[Collection entries]

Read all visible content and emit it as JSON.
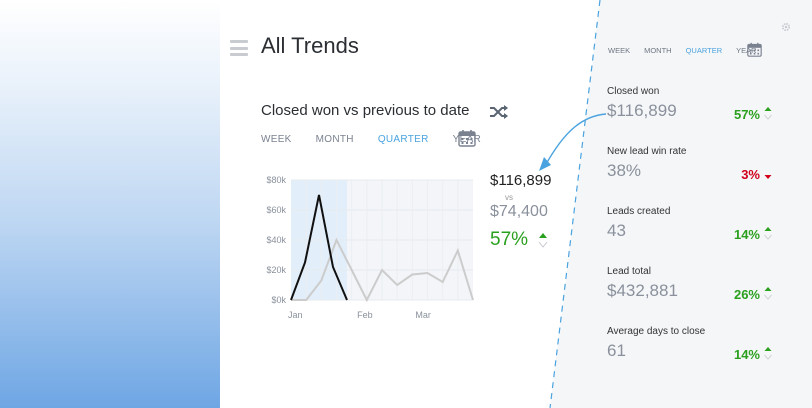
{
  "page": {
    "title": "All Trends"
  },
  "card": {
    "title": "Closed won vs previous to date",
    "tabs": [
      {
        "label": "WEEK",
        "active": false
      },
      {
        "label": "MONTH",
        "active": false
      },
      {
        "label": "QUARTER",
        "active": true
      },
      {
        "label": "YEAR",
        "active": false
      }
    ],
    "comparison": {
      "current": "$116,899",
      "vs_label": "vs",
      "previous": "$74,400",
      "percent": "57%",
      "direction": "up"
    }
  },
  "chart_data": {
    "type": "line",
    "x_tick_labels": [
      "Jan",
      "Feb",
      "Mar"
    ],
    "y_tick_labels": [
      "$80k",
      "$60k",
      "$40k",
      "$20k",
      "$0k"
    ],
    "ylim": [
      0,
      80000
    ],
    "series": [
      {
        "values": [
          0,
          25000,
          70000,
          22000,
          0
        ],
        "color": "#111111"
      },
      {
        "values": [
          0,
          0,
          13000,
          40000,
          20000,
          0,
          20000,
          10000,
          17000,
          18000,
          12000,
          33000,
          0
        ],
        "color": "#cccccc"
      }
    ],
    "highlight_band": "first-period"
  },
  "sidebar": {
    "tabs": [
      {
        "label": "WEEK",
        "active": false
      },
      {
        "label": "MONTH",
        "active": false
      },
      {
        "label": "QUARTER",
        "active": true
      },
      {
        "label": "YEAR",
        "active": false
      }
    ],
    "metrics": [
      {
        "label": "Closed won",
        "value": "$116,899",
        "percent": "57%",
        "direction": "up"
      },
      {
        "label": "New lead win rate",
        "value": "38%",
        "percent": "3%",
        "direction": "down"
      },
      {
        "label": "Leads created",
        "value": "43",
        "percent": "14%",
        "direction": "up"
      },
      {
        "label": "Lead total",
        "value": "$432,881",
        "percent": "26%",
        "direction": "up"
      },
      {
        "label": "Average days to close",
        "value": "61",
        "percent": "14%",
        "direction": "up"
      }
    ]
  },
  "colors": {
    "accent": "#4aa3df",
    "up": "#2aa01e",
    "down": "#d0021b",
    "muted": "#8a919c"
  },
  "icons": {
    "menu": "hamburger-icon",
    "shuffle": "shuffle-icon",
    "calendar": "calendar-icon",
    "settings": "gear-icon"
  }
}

### WHAT THE TASK REQUIRES
Collect each line above holding the string "Closed".

### THE COMPLETED TASK
    "title": "Closed won vs previous to date",
        "label": "Closed won",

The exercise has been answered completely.